> **What you are asked to do**
Reproduce the lines of every record below with each "gaussian-fit-line" switched to "model-fit-line" and everything else unchanged, leaving out the pictures.

(Part of a data file)
++++++

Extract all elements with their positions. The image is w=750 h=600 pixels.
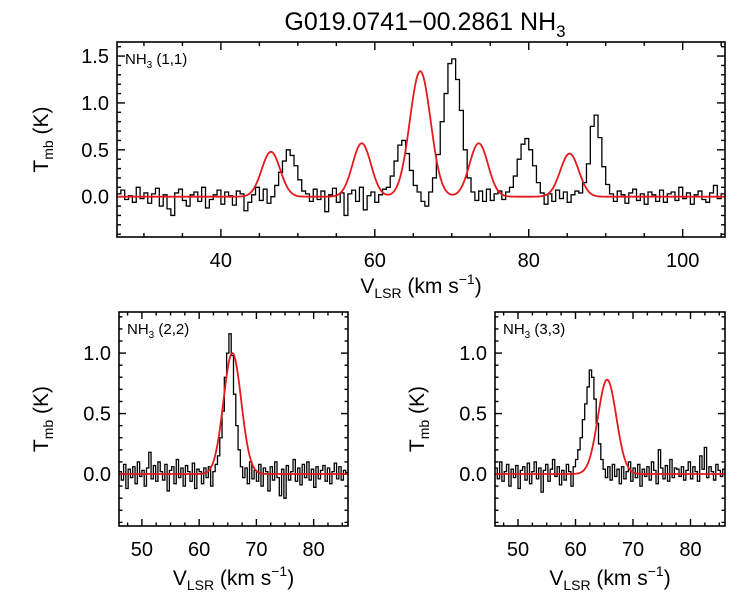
x-tick-label: 80 xyxy=(679,539,701,561)
x-tick-label: 60 xyxy=(564,539,586,561)
gaussian-fit-line xyxy=(117,70,725,198)
y-tick-label: 1.0 xyxy=(83,343,111,365)
x-tick-label: 100 xyxy=(666,250,699,272)
x-tick-label: 70 xyxy=(622,539,644,561)
panel-11: 40 60 80 100 0.0 0.5 1.0 1.5 NH3 (1,1) VLSR (km s… xyxy=(30,41,726,301)
x-tick-label: 80 xyxy=(518,250,540,272)
y-tick-label: 0.0 xyxy=(83,464,111,486)
x-tick-label: 50 xyxy=(131,539,153,561)
x-tick-label: 50 xyxy=(507,539,529,561)
y-tick-label: 1.5 xyxy=(81,46,109,68)
y-axis-title: Tmb (K) xyxy=(30,106,56,172)
panel-33: 50 60 70 80 0.0 0.5 1.0 NH3 (3,3) VLSR (km s−1) T… xyxy=(406,311,726,593)
plot-frame xyxy=(116,41,726,238)
observed-spectrum xyxy=(495,369,725,493)
gaussian-fit-line xyxy=(495,378,725,475)
y-tick-label: 0.5 xyxy=(459,404,487,426)
y-tick-label: 0.5 xyxy=(81,140,109,162)
x-axis-title: VLSR (km s−1) xyxy=(360,271,481,301)
y-tick-label: 0.0 xyxy=(459,464,487,486)
gaussian-fit-line xyxy=(119,352,348,475)
x-tick-label: 60 xyxy=(188,539,210,561)
figure-title: G019.0741−00.2861 NH3 xyxy=(284,8,565,41)
x-axis-title: VLSR (km s−1) xyxy=(549,563,670,593)
x-tick-label: 70 xyxy=(245,539,267,561)
observed-spectrum xyxy=(119,333,348,499)
x-tick-label: 60 xyxy=(364,250,386,272)
x-tick-label: 80 xyxy=(303,539,325,561)
observed-spectrum xyxy=(117,58,725,217)
plot-frame xyxy=(494,311,726,527)
y-tick-label: 0.0 xyxy=(81,187,109,209)
panels: 40 60 80 100 0.0 0.5 1.0 1.5 NH3 (1,1) VLSR (km s… xyxy=(30,41,726,593)
y-tick-label: 1.0 xyxy=(81,93,109,115)
panel-22: 50 60 70 80 0.0 0.5 1.0 NH3 (2,2) VLSR (km s−1) T… xyxy=(30,311,349,593)
transition-label: NH3 (1,1) xyxy=(125,51,187,71)
y-axis-title: Tmb (K) xyxy=(406,386,432,452)
y-tick-label: 1.0 xyxy=(459,343,487,365)
x-tick-label: 40 xyxy=(210,250,232,272)
y-axis-title: Tmb (K) xyxy=(30,386,56,452)
x-axis-title: VLSR (km s−1) xyxy=(173,563,294,593)
transition-label: NH3 (2,2) xyxy=(127,321,189,341)
plot-frame xyxy=(118,311,349,527)
y-tick-label: 0.5 xyxy=(83,404,111,426)
transition-label: NH3 (3,3) xyxy=(503,321,565,341)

++++++

> **The answer**
Extract all elements with their positions. The image is w=750 h=600 pixels.
x-tick-label: 80 xyxy=(679,539,701,561)
x-tick-label: 60 xyxy=(564,539,586,561)
model-fit-line xyxy=(117,70,725,198)
y-tick-label: 1.0 xyxy=(83,343,111,365)
x-tick-label: 100 xyxy=(666,250,699,272)
x-tick-label: 70 xyxy=(622,539,644,561)
panel-11: 40 60 80 100 0.0 0.5 1.0 1.5 NH3 (1,1) VLSR (km s… xyxy=(30,41,726,301)
x-tick-label: 80 xyxy=(518,250,540,272)
y-tick-label: 0.0 xyxy=(83,464,111,486)
x-tick-label: 50 xyxy=(131,539,153,561)
x-tick-label: 50 xyxy=(507,539,529,561)
y-tick-label: 1.5 xyxy=(81,46,109,68)
y-axis-title: Tmb (K) xyxy=(30,106,56,172)
panel-33: 50 60 70 80 0.0 0.5 1.0 NH3 (3,3) VLSR (km s−1) T… xyxy=(406,311,726,593)
plot-frame xyxy=(116,41,726,238)
observed-spectrum xyxy=(495,369,725,493)
model-fit-line xyxy=(495,378,725,475)
y-tick-label: 0.5 xyxy=(459,404,487,426)
y-tick-label: 0.5 xyxy=(81,140,109,162)
x-axis-title: VLSR (km s−1) xyxy=(360,271,481,301)
y-tick-label: 0.0 xyxy=(459,464,487,486)
model-fit-line xyxy=(119,352,348,475)
x-tick-label: 60 xyxy=(188,539,210,561)
figure-title: G019.0741−00.2861 NH3 xyxy=(284,8,565,41)
x-axis-title: VLSR (km s−1) xyxy=(549,563,670,593)
x-tick-label: 70 xyxy=(245,539,267,561)
observed-spectrum xyxy=(119,333,348,499)
x-tick-label: 60 xyxy=(364,250,386,272)
x-tick-label: 80 xyxy=(303,539,325,561)
observed-spectrum xyxy=(117,58,725,217)
plot-frame xyxy=(494,311,726,527)
y-tick-label: 0.0 xyxy=(81,187,109,209)
panels: 40 60 80 100 0.0 0.5 1.0 1.5 NH3 (1,1) VLSR (km s… xyxy=(30,41,726,593)
y-tick-label: 1.0 xyxy=(81,93,109,115)
panel-22: 50 60 70 80 0.0 0.5 1.0 NH3 (2,2) VLSR (km s−1) T… xyxy=(30,311,349,593)
transition-label: NH3 (1,1) xyxy=(125,51,187,71)
y-axis-title: Tmb (K) xyxy=(406,386,432,452)
y-tick-label: 1.0 xyxy=(459,343,487,365)
x-tick-label: 40 xyxy=(210,250,232,272)
y-axis-title: Tmb (K) xyxy=(30,386,56,452)
x-axis-title: VLSR (km s−1) xyxy=(173,563,294,593)
transition-label: NH3 (2,2) xyxy=(127,321,189,341)
plot-frame xyxy=(118,311,349,527)
y-tick-label: 0.5 xyxy=(83,404,111,426)
transition-label: NH3 (3,3) xyxy=(503,321,565,341)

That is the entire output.